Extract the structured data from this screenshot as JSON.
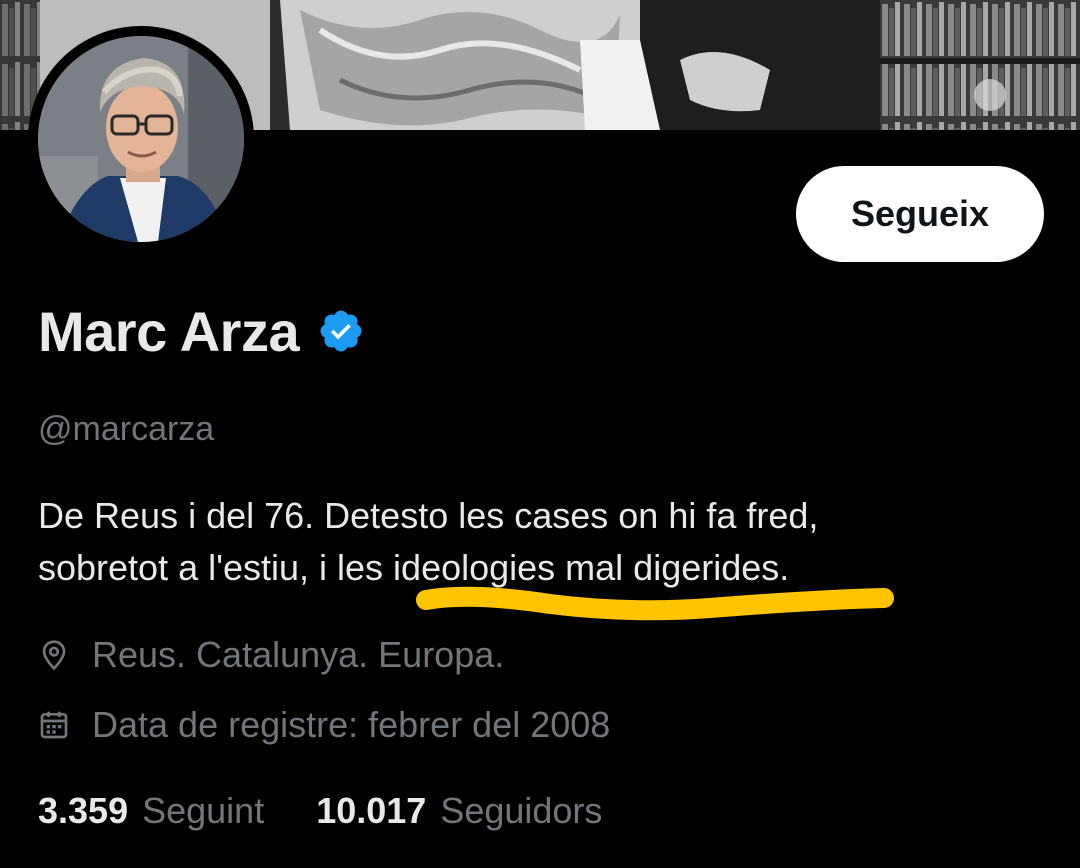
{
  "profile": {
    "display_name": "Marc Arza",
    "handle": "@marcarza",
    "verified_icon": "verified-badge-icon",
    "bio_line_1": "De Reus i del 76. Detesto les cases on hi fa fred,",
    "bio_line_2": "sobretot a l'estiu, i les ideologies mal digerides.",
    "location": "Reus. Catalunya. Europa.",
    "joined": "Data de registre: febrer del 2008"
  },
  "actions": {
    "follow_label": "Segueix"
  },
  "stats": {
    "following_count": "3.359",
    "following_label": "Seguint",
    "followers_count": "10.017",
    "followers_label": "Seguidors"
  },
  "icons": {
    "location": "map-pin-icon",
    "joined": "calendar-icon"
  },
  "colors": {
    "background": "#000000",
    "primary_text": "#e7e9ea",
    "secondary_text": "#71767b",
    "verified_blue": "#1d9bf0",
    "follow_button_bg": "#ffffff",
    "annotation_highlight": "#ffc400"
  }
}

------

Set exercise:
Go through the listing above and report how many of its lines contain the word "Reus", with only the number as output.

Worked answer:
2